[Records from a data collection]
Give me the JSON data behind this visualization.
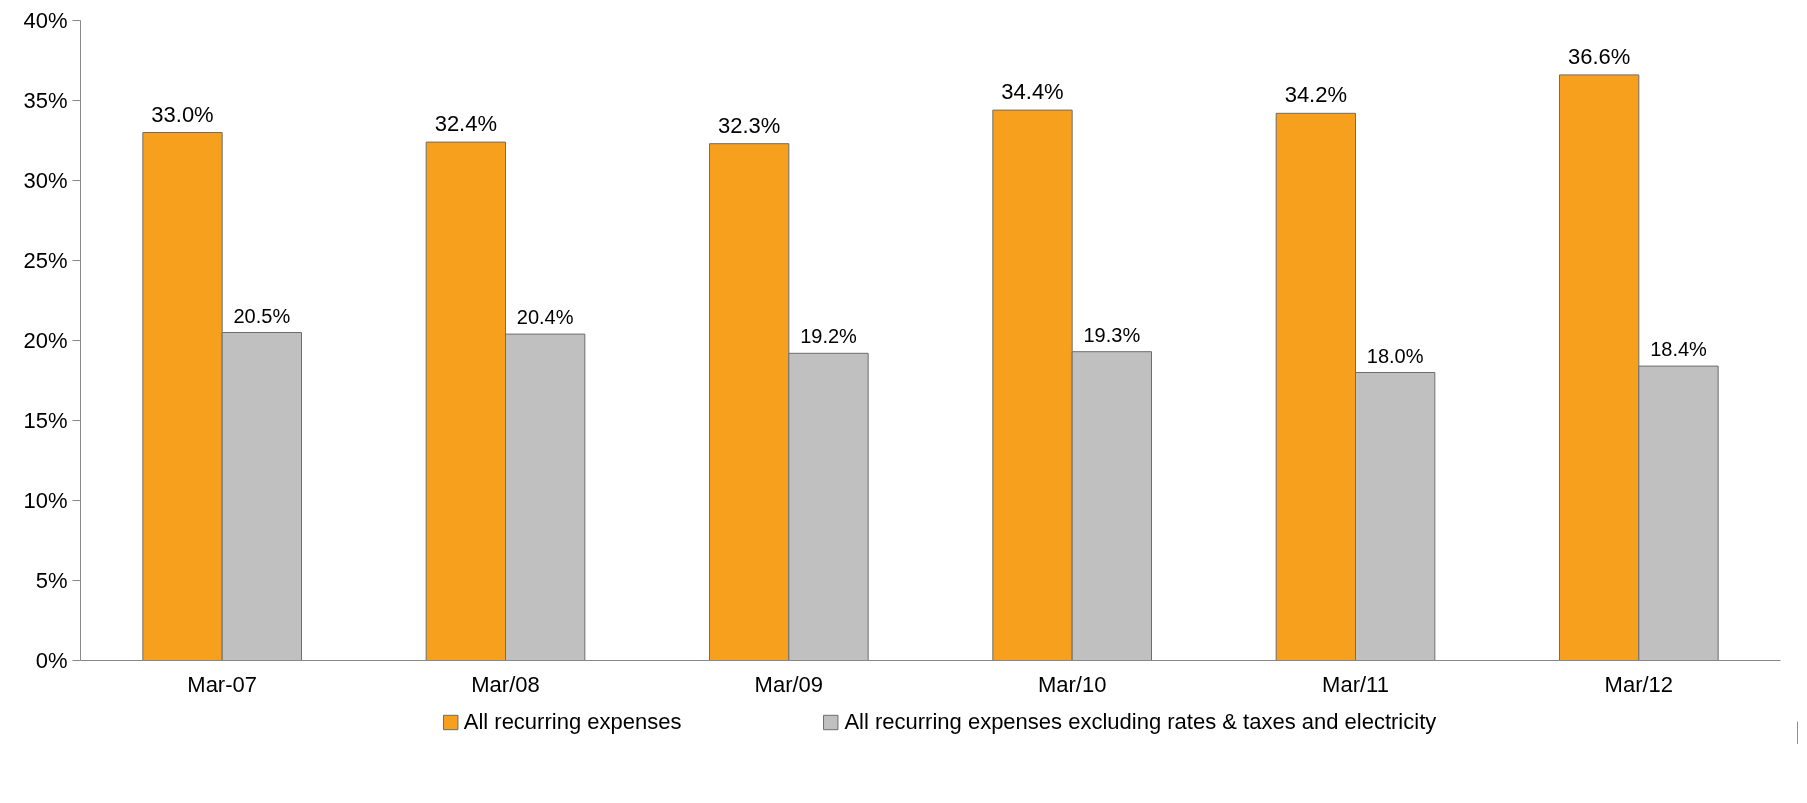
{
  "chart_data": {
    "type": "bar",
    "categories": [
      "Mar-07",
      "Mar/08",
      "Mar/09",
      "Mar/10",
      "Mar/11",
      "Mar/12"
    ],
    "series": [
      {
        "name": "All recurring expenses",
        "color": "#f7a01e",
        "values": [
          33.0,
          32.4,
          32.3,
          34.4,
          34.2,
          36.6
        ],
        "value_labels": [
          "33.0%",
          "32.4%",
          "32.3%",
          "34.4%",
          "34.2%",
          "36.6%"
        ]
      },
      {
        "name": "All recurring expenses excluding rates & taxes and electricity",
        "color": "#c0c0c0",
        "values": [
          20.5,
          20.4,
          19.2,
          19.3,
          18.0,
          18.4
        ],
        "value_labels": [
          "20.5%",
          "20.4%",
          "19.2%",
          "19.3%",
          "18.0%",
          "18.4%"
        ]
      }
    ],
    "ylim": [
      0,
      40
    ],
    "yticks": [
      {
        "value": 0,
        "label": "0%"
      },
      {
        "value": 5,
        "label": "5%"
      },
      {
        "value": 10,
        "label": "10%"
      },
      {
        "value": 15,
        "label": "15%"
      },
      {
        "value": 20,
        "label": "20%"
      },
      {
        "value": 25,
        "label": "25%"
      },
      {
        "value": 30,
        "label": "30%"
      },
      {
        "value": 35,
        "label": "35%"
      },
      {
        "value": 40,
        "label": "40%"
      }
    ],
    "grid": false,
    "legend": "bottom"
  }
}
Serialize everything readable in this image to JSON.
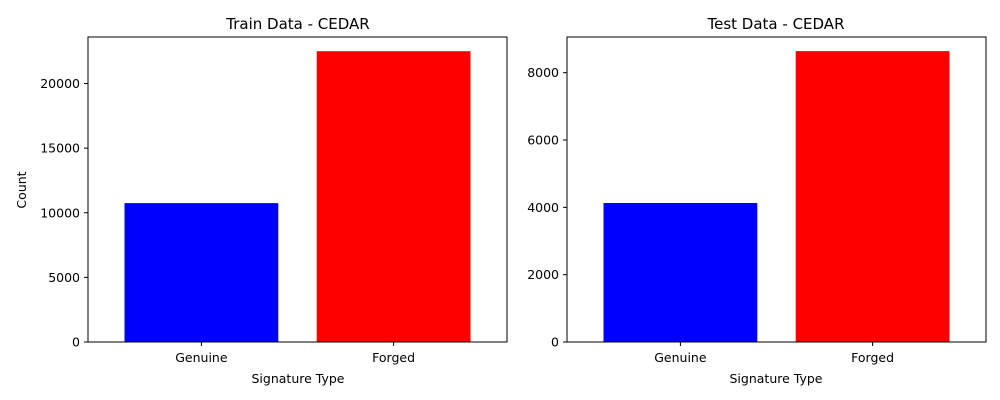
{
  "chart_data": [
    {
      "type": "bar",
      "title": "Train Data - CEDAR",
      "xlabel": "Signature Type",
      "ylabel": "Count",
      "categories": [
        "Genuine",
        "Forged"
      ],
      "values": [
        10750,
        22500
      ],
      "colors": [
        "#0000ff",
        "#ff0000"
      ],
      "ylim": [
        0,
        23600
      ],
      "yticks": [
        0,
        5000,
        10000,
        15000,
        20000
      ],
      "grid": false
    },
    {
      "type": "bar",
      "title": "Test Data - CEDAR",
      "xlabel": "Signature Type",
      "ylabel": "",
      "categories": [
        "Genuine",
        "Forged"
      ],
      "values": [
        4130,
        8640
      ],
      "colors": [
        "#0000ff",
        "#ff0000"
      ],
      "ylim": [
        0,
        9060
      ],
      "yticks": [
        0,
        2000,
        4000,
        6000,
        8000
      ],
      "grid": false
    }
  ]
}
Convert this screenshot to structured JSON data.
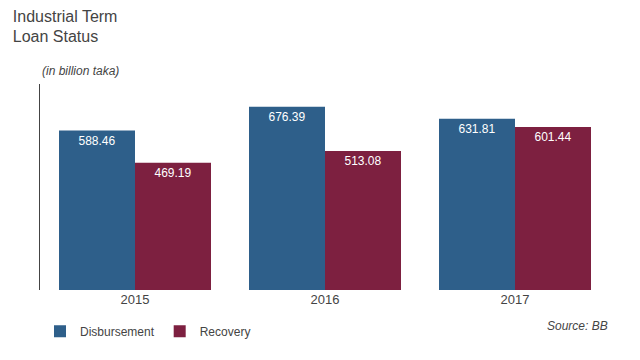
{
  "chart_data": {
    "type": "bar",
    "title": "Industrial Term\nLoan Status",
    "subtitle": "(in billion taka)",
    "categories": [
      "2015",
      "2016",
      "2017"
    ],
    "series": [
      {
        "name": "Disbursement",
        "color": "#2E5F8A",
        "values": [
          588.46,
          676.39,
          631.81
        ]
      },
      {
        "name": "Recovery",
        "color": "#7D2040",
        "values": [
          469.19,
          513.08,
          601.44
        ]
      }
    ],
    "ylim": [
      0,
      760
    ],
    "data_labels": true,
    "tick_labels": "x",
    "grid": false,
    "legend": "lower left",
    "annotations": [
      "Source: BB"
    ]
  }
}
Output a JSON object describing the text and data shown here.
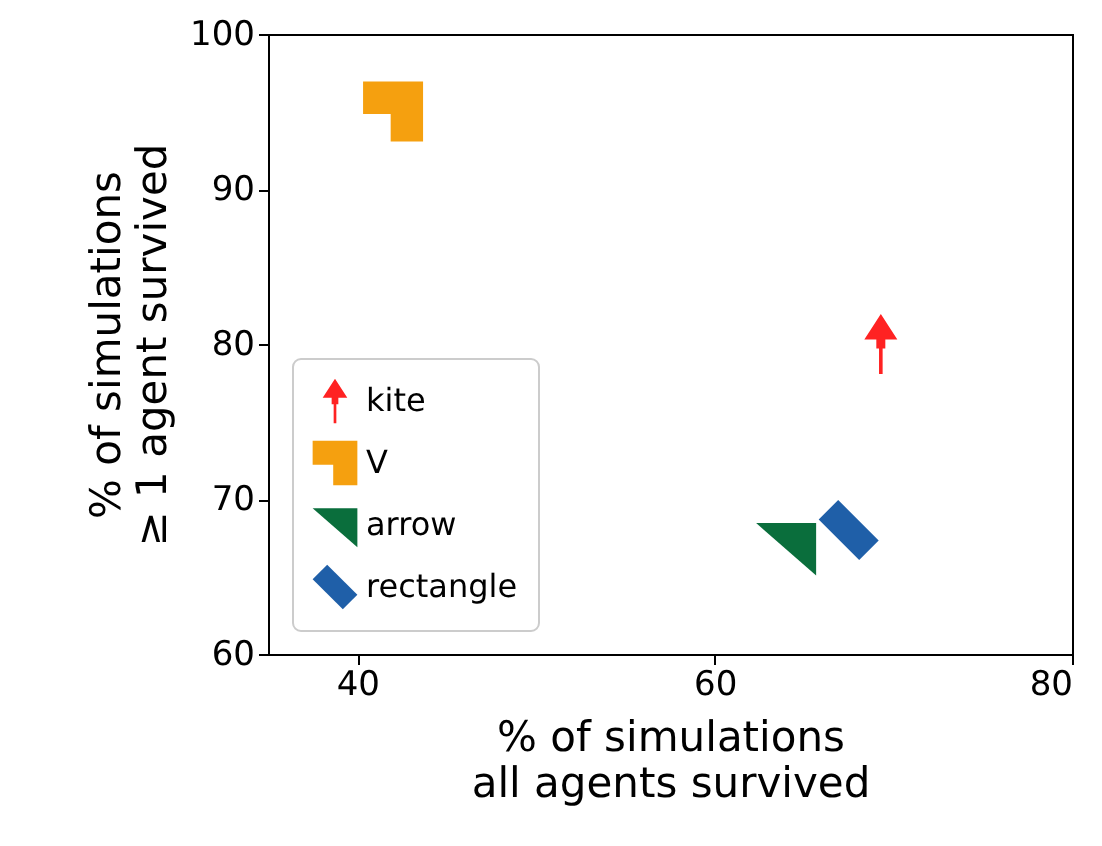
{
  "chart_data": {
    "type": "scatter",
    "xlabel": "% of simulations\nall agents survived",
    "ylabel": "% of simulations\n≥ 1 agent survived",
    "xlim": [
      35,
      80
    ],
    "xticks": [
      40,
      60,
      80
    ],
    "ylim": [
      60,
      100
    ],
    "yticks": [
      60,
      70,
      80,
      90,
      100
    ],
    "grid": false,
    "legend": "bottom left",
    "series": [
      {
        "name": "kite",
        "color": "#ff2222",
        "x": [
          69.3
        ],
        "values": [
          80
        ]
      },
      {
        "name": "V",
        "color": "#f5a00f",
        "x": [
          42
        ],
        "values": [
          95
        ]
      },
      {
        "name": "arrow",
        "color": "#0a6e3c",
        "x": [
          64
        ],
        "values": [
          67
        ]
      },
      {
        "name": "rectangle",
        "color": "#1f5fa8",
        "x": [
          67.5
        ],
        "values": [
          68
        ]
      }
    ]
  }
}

Task objective: Filter the data, keeping only the lines that contain "simulations".

Solved exercise:
    "xlabel": "% of simulations\nall agents survived",
    "ylabel": "% of simulations\n≥ 1 agent survived",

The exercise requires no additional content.